● GIVEN REQUEST:
Report each line of the data that includes the word "this".

** BEGIN MATERIAL PROVIDED **

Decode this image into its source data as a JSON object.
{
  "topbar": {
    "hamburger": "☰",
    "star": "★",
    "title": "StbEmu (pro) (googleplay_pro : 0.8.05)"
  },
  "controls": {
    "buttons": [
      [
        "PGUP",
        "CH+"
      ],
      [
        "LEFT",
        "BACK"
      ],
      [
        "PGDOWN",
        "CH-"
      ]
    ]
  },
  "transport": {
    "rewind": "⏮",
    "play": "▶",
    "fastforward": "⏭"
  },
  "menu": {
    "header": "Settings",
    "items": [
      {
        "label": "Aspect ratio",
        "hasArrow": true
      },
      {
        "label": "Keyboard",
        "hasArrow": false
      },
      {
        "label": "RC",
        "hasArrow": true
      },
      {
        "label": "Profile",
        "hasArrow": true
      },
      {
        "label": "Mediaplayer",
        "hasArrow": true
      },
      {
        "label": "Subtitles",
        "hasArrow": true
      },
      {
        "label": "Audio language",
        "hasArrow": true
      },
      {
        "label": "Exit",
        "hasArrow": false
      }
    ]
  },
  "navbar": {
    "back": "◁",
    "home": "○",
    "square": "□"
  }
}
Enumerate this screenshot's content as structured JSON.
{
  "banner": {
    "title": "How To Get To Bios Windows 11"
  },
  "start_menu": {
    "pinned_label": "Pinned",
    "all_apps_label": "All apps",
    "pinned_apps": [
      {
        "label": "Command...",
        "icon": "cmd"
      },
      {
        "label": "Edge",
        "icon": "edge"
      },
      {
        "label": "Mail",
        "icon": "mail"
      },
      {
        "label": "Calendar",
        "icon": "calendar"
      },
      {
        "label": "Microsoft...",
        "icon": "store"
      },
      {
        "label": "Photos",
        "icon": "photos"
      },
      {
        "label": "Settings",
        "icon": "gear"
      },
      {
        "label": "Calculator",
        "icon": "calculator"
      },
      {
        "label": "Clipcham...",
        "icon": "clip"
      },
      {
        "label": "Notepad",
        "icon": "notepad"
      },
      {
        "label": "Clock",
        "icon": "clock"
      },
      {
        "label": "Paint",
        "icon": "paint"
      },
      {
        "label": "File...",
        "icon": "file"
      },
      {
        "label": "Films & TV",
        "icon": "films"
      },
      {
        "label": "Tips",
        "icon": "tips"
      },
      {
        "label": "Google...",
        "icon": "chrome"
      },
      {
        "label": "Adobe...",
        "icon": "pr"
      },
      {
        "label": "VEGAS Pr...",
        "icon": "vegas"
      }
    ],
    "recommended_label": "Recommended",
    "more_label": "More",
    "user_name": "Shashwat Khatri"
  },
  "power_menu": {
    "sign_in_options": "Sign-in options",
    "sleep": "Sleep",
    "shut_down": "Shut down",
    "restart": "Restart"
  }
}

** END MATERIAL PROVIDED **

● COMPLETED TASK:
Decode this image into its source data as a JSON object.
Enumerate this screenshot's content as structured JSON.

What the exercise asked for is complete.